**Records provided:**
════════════════════
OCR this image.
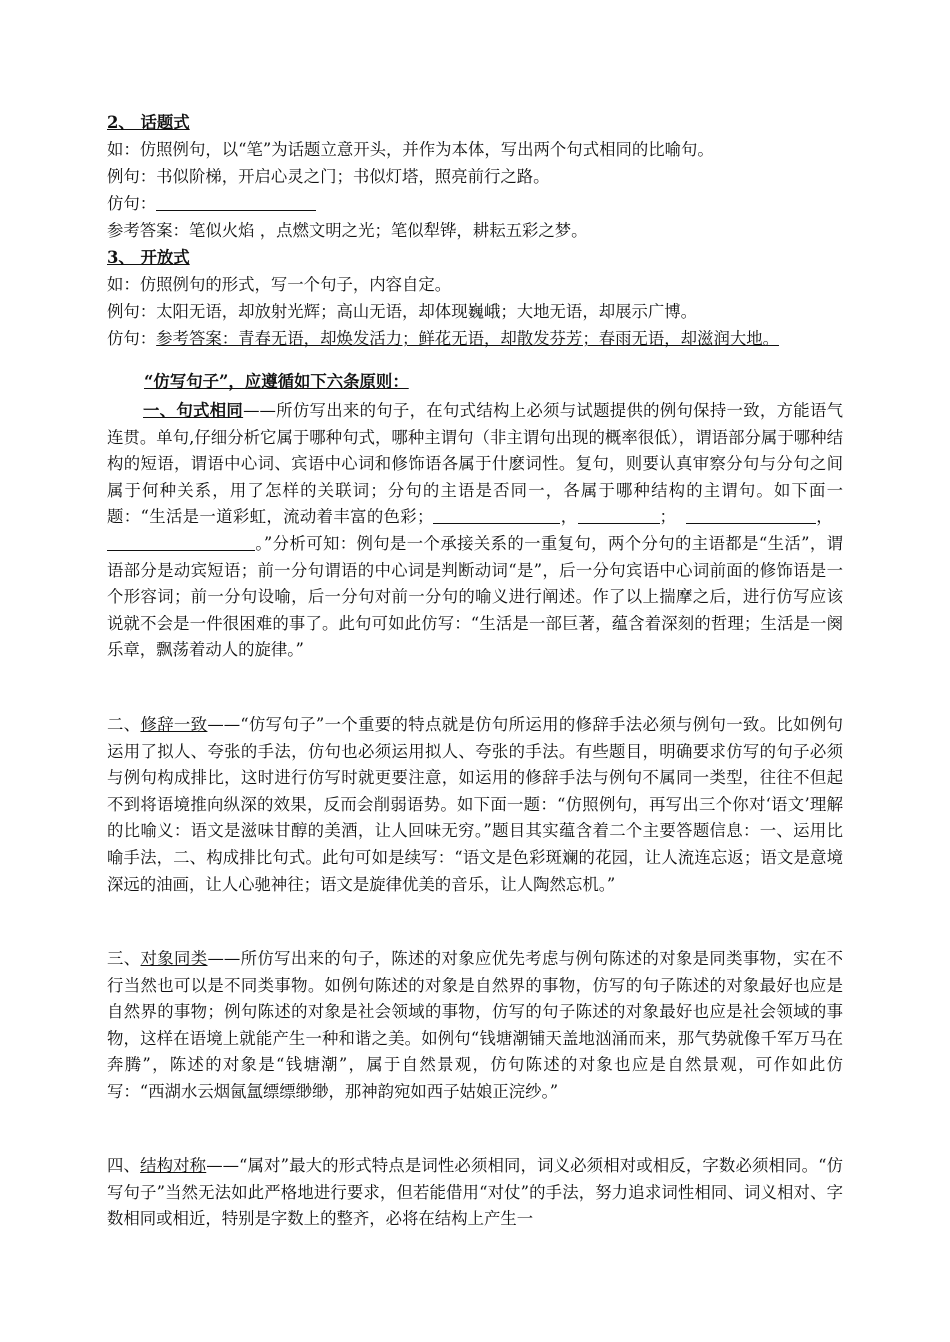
2、 话题式
如：仿照例句，以“笔”为话题立意开头，并作为本体，写出两个句式相同的比喻句。
例句：书似阶梯，开启心灵之门；书似灯塔，照亮前行之路。
仿句：
参考答案：笔似火焰 ，点燃文明之光；笔似犁铧，耕耘五彩之梦。
3、 开放式
如：仿照例句的形式，写一个句子，内容自定。
例句：太阳无语，却放射光辉；高山无语，却体现巍峨；大地无语，却展示广博。
仿句：参考答案：青春无语，却焕发活力；鲜花无语，却散发芬芳；春雨无语，却滋润大地。
“仿写句子”，应遵循如下六条原则：
一、句式相同——所仿写出来的句子，在句式结构上必须与试题提供的例句保持一致，方能语气连贯。单句,仔细分析它属于哪种句式，哪种主谓句（非主谓句出现的概率很低），谓语部分属于哪种结构的短语，谓语中心词、宾语中心词和修饰语各属于什麽词性。复句，则要认真审察分句与分句之间属于何种关系，用了怎样的关联词；分句的主语是否同一，各属于哪种结构的主谓句。如下面一题：“生活是一道彩虹，流动着丰富的色彩；	，	；	，。”分析可知：例句是一个承接关系的一重复句，两个分句的主语都是“生活”，谓语部分是动宾短语；前一分句谓语的中心词是判断动词“是”，后一分句宾语中心词前面的修饰语是一个形容词；前一分句设喻，后一分句对前一分句的喻义进行阐述。作了以上揣摩之后，进行仿写应该说就不会是一件很困难的事了。此句可如此仿写：“生活是一部巨著，蕴含着深刻的哲理；生活是一阕乐章，飘荡着动人的旋律。”
二、修辞一致——“仿写句子”一个重要的特点就是仿句所运用的修辞手法必须与例句一致。比如例句运用了拟人、夸张的手法，仿句也必须运用拟人、夸张的手法。有些题目，明确要求仿写的句子必须与例句构成排比，这时进行仿写时就更要注意，如运用的修辞手法与例句不属同一类型，往往不但起不到将语境推向纵深的效果，反而会削弱语势。如下面一题：“仿照例句，再写出三个你对‘语文’理解的比喻义：语文是滋味甘醇的美酒，让人回味无穷。”题目其实蕴含着二个主要答题信息：一、运用比喻手法，二、构成排比句式。此句可如是续写：“语文是色彩斑斓的花园，让人流连忘返；语文是意境深远的油画，让人心驰神往；语文是旋律优美的音乐，让人陶然忘机。”
三、对象同类——所仿写出来的句子，陈述的对象应优先考虑与例句陈述的对象是同类事物，实在不行当然也可以是不同类事物。如例句陈述的对象是自然界的事物，仿写的句子陈述的对象最好也应是自然界的事物；例句陈述的对象是社会领域的事物，仿写的句子陈述的对象最好也应是社会领域的事物，这样在语境上就能产生一种和谐之美。如例句“钱塘潮铺天盖地汹涌而来，那气势就像千军万马在奔腾”，陈述的对象是“钱塘潮”，属于自然景观，仿句陈述的对象也应是自然景观，可作如此仿写：“西湖水云烟氤氲缥缥缈缈，那神韵宛如西子姑娘正浣纱。”
四、结构对称——“属对”最大的形式特点是词性必须相同，词义必须相对或相反，字数必须相同。“仿写句子”当然无法如此严格地进行要求，但若能借用“对仗”的手法，努力追求词性相同、词义相对、字数相同或相近，特别是字数上的整齐，必将在结构上产生一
════════════════════
**Directions for this task:**
Transcribe all the records above word for word, without their images.

**Correct result:**
OCR this image.
2、 话题式
如：仿照例句，以“笔”为话题立意开头，并作为本体，写出两个句式相同的比喻句。
例句：书似阶梯，开启心灵之门；书似灯塔，照亮前行之路。
仿句：
参考答案：笔似火焰 ，点燃文明之光；笔似犁铧，耕耘五彩之梦。
3、 开放式
如：仿照例句的形式，写一个句子，内容自定。
例句：太阳无语，却放射光辉；高山无语，却体现巍峨；大地无语，却展示广博。
仿句：参考答案：青春无语，却焕发活力；鲜花无语，却散发芬芳；春雨无语，却滋润大地。
“仿写句子”，应遵循如下六条原则：
一、句式相同——所仿写出来的句子，在句式结构上必须与试题提供的例句保持一致，方能语气连贯。单句,仔细分析它属于哪种句式，哪种主谓句（非主谓句出现的概率很低），谓语部分属于哪种结构的短语，谓语中心词、宾语中心词和修饰语各属于什麽词性。复句，则要认真审察分句与分句之间属于何种关系，用了怎样的关联词；分句的主语是否同一，各属于哪种结构的主谓句。如下面一题：“生活是一道彩虹，流动着丰富的色彩；	，	；	，。”分析可知：例句是一个承接关系的一重复句，两个分句的主语都是“生活”，谓语部分是动宾短语；前一分句谓语的中心词是判断动词“是”，后一分句宾语中心词前面的修饰语是一个形容词；前一分句设喻，后一分句对前一分句的喻义进行阐述。作了以上揣摩之后，进行仿写应该说就不会是一件很困难的事了。此句可如此仿写：“生活是一部巨著，蕴含着深刻的哲理；生活是一阕乐章，飘荡着动人的旋律。”
二、修辞一致——“仿写句子”一个重要的特点就是仿句所运用的修辞手法必须与例句一致。比如例句运用了拟人、夸张的手法，仿句也必须运用拟人、夸张的手法。有些题目，明确要求仿写的句子必须与例句构成排比，这时进行仿写时就更要注意，如运用的修辞手法与例句不属同一类型，往往不但起不到将语境推向纵深的效果，反而会削弱语势。如下面一题：“仿照例句，再写出三个你对‘语文’理解的比喻义：语文是滋味甘醇的美酒，让人回味无穷。”题目其实蕴含着二个主要答题信息：一、运用比喻手法，二、构成排比句式。此句可如是续写：“语文是色彩斑斓的花园，让人流连忘返；语文是意境深远的油画，让人心驰神往；语文是旋律优美的音乐，让人陶然忘机。”
三、对象同类——所仿写出来的句子，陈述的对象应优先考虑与例句陈述的对象是同类事物，实在不行当然也可以是不同类事物。如例句陈述的对象是自然界的事物，仿写的句子陈述的对象最好也应是自然界的事物；例句陈述的对象是社会领域的事物，仿写的句子陈述的对象最好也应是社会领域的事物，这样在语境上就能产生一种和谐之美。如例句“钱塘潮铺天盖地汹涌而来，那气势就像千军万马在奔腾”，陈述的对象是“钱塘潮”，属于自然景观，仿句陈述的对象也应是自然景观，可作如此仿写：“西湖水云烟氤氲缥缥缈缈，那神韵宛如西子姑娘正浣纱。”
四、结构对称——“属对”最大的形式特点是词性必须相同，词义必须相对或相反，字数必须相同。“仿写句子”当然无法如此严格地进行要求，但若能借用“对仗”的手法，努力追求词性相同、词义相对、字数相同或相近，特别是字数上的整齐，必将在结构上产生一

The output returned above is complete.